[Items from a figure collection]
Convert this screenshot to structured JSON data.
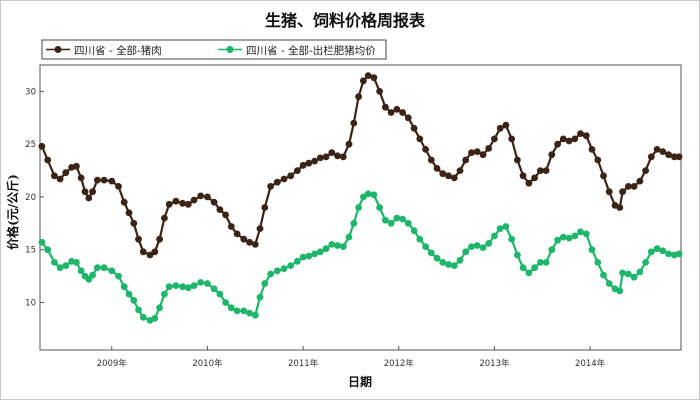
{
  "chart_data": {
    "type": "line",
    "title": "生猪、饲料价格周报表",
    "xlabel": "日期",
    "ylabel": "价格(元/公斤)",
    "xlim": [
      2008.25,
      2014.95
    ],
    "ylim": [
      5.5,
      32.5
    ],
    "yticks": [
      10,
      15,
      20,
      25,
      30
    ],
    "xticks": [
      {
        "value": 2009.0,
        "label": "2009年"
      },
      {
        "value": 2010.0,
        "label": "2010年"
      },
      {
        "value": 2011.0,
        "label": "2011年"
      },
      {
        "value": 2012.0,
        "label": "2012年"
      },
      {
        "value": 2013.0,
        "label": "2013年"
      },
      {
        "value": 2014.0,
        "label": "2014年"
      }
    ],
    "legend_position": "top-left",
    "series": [
      {
        "name": "四川省 - 全部-猪肉",
        "color": "#3b2316",
        "points": [
          [
            2008.27,
            24.8
          ],
          [
            2008.33,
            23.5
          ],
          [
            2008.4,
            22.0
          ],
          [
            2008.46,
            21.7
          ],
          [
            2008.52,
            22.3
          ],
          [
            2008.58,
            22.8
          ],
          [
            2008.63,
            22.9
          ],
          [
            2008.68,
            21.8
          ],
          [
            2008.72,
            20.5
          ],
          [
            2008.76,
            19.9
          ],
          [
            2008.8,
            20.5
          ],
          [
            2008.85,
            21.6
          ],
          [
            2008.92,
            21.6
          ],
          [
            2009.0,
            21.5
          ],
          [
            2009.07,
            21.0
          ],
          [
            2009.13,
            19.5
          ],
          [
            2009.18,
            18.5
          ],
          [
            2009.23,
            17.5
          ],
          [
            2009.28,
            16.0
          ],
          [
            2009.33,
            14.8
          ],
          [
            2009.4,
            14.5
          ],
          [
            2009.45,
            14.8
          ],
          [
            2009.5,
            16.0
          ],
          [
            2009.55,
            18.0
          ],
          [
            2009.6,
            19.3
          ],
          [
            2009.67,
            19.6
          ],
          [
            2009.74,
            19.4
          ],
          [
            2009.8,
            19.3
          ],
          [
            2009.86,
            19.7
          ],
          [
            2009.93,
            20.1
          ],
          [
            2010.0,
            20.0
          ],
          [
            2010.07,
            19.5
          ],
          [
            2010.13,
            18.8
          ],
          [
            2010.19,
            18.3
          ],
          [
            2010.25,
            17.2
          ],
          [
            2010.31,
            16.5
          ],
          [
            2010.38,
            16.0
          ],
          [
            2010.44,
            15.7
          ],
          [
            2010.5,
            15.5
          ],
          [
            2010.55,
            17.0
          ],
          [
            2010.6,
            19.0
          ],
          [
            2010.66,
            21.0
          ],
          [
            2010.73,
            21.4
          ],
          [
            2010.8,
            21.7
          ],
          [
            2010.87,
            22.0
          ],
          [
            2010.94,
            22.5
          ],
          [
            2011.0,
            23.0
          ],
          [
            2011.06,
            23.2
          ],
          [
            2011.12,
            23.4
          ],
          [
            2011.18,
            23.7
          ],
          [
            2011.24,
            23.8
          ],
          [
            2011.3,
            24.2
          ],
          [
            2011.36,
            23.9
          ],
          [
            2011.42,
            23.8
          ],
          [
            2011.48,
            25.0
          ],
          [
            2011.53,
            27.0
          ],
          [
            2011.58,
            29.5
          ],
          [
            2011.63,
            31.0
          ],
          [
            2011.68,
            31.5
          ],
          [
            2011.74,
            31.3
          ],
          [
            2011.8,
            30.0
          ],
          [
            2011.86,
            28.5
          ],
          [
            2011.92,
            28.0
          ],
          [
            2011.98,
            28.3
          ],
          [
            2012.04,
            28.0
          ],
          [
            2012.1,
            27.5
          ],
          [
            2012.16,
            26.5
          ],
          [
            2012.22,
            25.5
          ],
          [
            2012.28,
            24.5
          ],
          [
            2012.34,
            23.5
          ],
          [
            2012.4,
            22.7
          ],
          [
            2012.46,
            22.2
          ],
          [
            2012.52,
            22.0
          ],
          [
            2012.58,
            21.8
          ],
          [
            2012.64,
            22.5
          ],
          [
            2012.7,
            23.5
          ],
          [
            2012.76,
            24.2
          ],
          [
            2012.82,
            24.3
          ],
          [
            2012.88,
            24.0
          ],
          [
            2012.94,
            24.6
          ],
          [
            2013.0,
            25.5
          ],
          [
            2013.06,
            26.5
          ],
          [
            2013.12,
            26.8
          ],
          [
            2013.18,
            25.5
          ],
          [
            2013.24,
            23.5
          ],
          [
            2013.3,
            22.0
          ],
          [
            2013.36,
            21.3
          ],
          [
            2013.42,
            21.8
          ],
          [
            2013.48,
            22.5
          ],
          [
            2013.54,
            22.5
          ],
          [
            2013.6,
            24.0
          ],
          [
            2013.66,
            25.0
          ],
          [
            2013.72,
            25.5
          ],
          [
            2013.78,
            25.3
          ],
          [
            2013.84,
            25.5
          ],
          [
            2013.9,
            26.0
          ],
          [
            2013.96,
            25.8
          ],
          [
            2014.02,
            24.5
          ],
          [
            2014.08,
            23.5
          ],
          [
            2014.14,
            22.0
          ],
          [
            2014.2,
            20.5
          ],
          [
            2014.26,
            19.2
          ],
          [
            2014.31,
            19.0
          ],
          [
            2014.34,
            20.5
          ],
          [
            2014.4,
            21.0
          ],
          [
            2014.46,
            21.0
          ],
          [
            2014.52,
            21.5
          ],
          [
            2014.58,
            22.5
          ],
          [
            2014.64,
            23.8
          ],
          [
            2014.7,
            24.5
          ],
          [
            2014.76,
            24.3
          ],
          [
            2014.82,
            24.0
          ],
          [
            2014.88,
            23.8
          ],
          [
            2014.93,
            23.8
          ]
        ]
      },
      {
        "name": "四川省 - 全部-出栏肥猪均价",
        "color": "#1fb56b",
        "points": [
          [
            2008.27,
            15.7
          ],
          [
            2008.33,
            15.0
          ],
          [
            2008.4,
            13.8
          ],
          [
            2008.46,
            13.3
          ],
          [
            2008.52,
            13.5
          ],
          [
            2008.58,
            13.9
          ],
          [
            2008.63,
            13.8
          ],
          [
            2008.68,
            13.0
          ],
          [
            2008.72,
            12.5
          ],
          [
            2008.76,
            12.2
          ],
          [
            2008.8,
            12.6
          ],
          [
            2008.85,
            13.3
          ],
          [
            2008.92,
            13.3
          ],
          [
            2009.0,
            13.0
          ],
          [
            2009.07,
            12.5
          ],
          [
            2009.13,
            11.5
          ],
          [
            2009.18,
            10.8
          ],
          [
            2009.23,
            10.2
          ],
          [
            2009.28,
            9.3
          ],
          [
            2009.33,
            8.6
          ],
          [
            2009.4,
            8.3
          ],
          [
            2009.45,
            8.5
          ],
          [
            2009.5,
            9.5
          ],
          [
            2009.55,
            10.8
          ],
          [
            2009.6,
            11.5
          ],
          [
            2009.67,
            11.6
          ],
          [
            2009.74,
            11.5
          ],
          [
            2009.8,
            11.4
          ],
          [
            2009.86,
            11.6
          ],
          [
            2009.93,
            11.9
          ],
          [
            2010.0,
            11.8
          ],
          [
            2010.07,
            11.3
          ],
          [
            2010.13,
            10.8
          ],
          [
            2010.19,
            10.0
          ],
          [
            2010.25,
            9.5
          ],
          [
            2010.31,
            9.2
          ],
          [
            2010.38,
            9.2
          ],
          [
            2010.44,
            9.0
          ],
          [
            2010.5,
            8.8
          ],
          [
            2010.55,
            10.5
          ],
          [
            2010.6,
            11.8
          ],
          [
            2010.66,
            12.7
          ],
          [
            2010.73,
            13.0
          ],
          [
            2010.8,
            13.2
          ],
          [
            2010.87,
            13.5
          ],
          [
            2010.94,
            13.9
          ],
          [
            2011.0,
            14.3
          ],
          [
            2011.06,
            14.4
          ],
          [
            2011.12,
            14.6
          ],
          [
            2011.18,
            14.8
          ],
          [
            2011.24,
            15.1
          ],
          [
            2011.3,
            15.5
          ],
          [
            2011.36,
            15.4
          ],
          [
            2011.42,
            15.3
          ],
          [
            2011.48,
            16.2
          ],
          [
            2011.53,
            17.5
          ],
          [
            2011.58,
            19.0
          ],
          [
            2011.63,
            20.0
          ],
          [
            2011.68,
            20.3
          ],
          [
            2011.74,
            20.2
          ],
          [
            2011.8,
            19.0
          ],
          [
            2011.86,
            17.8
          ],
          [
            2011.92,
            17.5
          ],
          [
            2011.98,
            18.0
          ],
          [
            2012.04,
            17.9
          ],
          [
            2012.1,
            17.5
          ],
          [
            2012.16,
            16.8
          ],
          [
            2012.22,
            16.0
          ],
          [
            2012.28,
            15.3
          ],
          [
            2012.34,
            14.7
          ],
          [
            2012.4,
            14.2
          ],
          [
            2012.46,
            13.8
          ],
          [
            2012.52,
            13.6
          ],
          [
            2012.58,
            13.5
          ],
          [
            2012.64,
            14.0
          ],
          [
            2012.7,
            14.8
          ],
          [
            2012.76,
            15.3
          ],
          [
            2012.82,
            15.4
          ],
          [
            2012.88,
            15.2
          ],
          [
            2012.94,
            15.6
          ],
          [
            2013.0,
            16.3
          ],
          [
            2013.06,
            17.0
          ],
          [
            2013.12,
            17.2
          ],
          [
            2013.18,
            16.0
          ],
          [
            2013.24,
            14.5
          ],
          [
            2013.3,
            13.3
          ],
          [
            2013.36,
            12.8
          ],
          [
            2013.42,
            13.3
          ],
          [
            2013.48,
            13.8
          ],
          [
            2013.54,
            13.8
          ],
          [
            2013.6,
            15.0
          ],
          [
            2013.66,
            15.9
          ],
          [
            2013.72,
            16.2
          ],
          [
            2013.78,
            16.1
          ],
          [
            2013.84,
            16.3
          ],
          [
            2013.9,
            16.7
          ],
          [
            2013.96,
            16.5
          ],
          [
            2014.02,
            15.0
          ],
          [
            2014.08,
            13.8
          ],
          [
            2014.14,
            12.6
          ],
          [
            2014.2,
            11.8
          ],
          [
            2014.26,
            11.3
          ],
          [
            2014.31,
            11.1
          ],
          [
            2014.34,
            12.8
          ],
          [
            2014.4,
            12.7
          ],
          [
            2014.46,
            12.4
          ],
          [
            2014.52,
            12.9
          ],
          [
            2014.58,
            13.8
          ],
          [
            2014.64,
            14.8
          ],
          [
            2014.7,
            15.1
          ],
          [
            2014.76,
            14.9
          ],
          [
            2014.82,
            14.6
          ],
          [
            2014.88,
            14.5
          ],
          [
            2014.93,
            14.6
          ]
        ]
      }
    ]
  }
}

Aim of the exercise ::
Copy every line in the listing above where the string "value" turns up.

Final answer ::
        "value": 2009.0,
        "value": 2010.0,
        "value": 2011.0,
        "value": 2012.0,
        "value": 2013.0,
        "value": 2014.0,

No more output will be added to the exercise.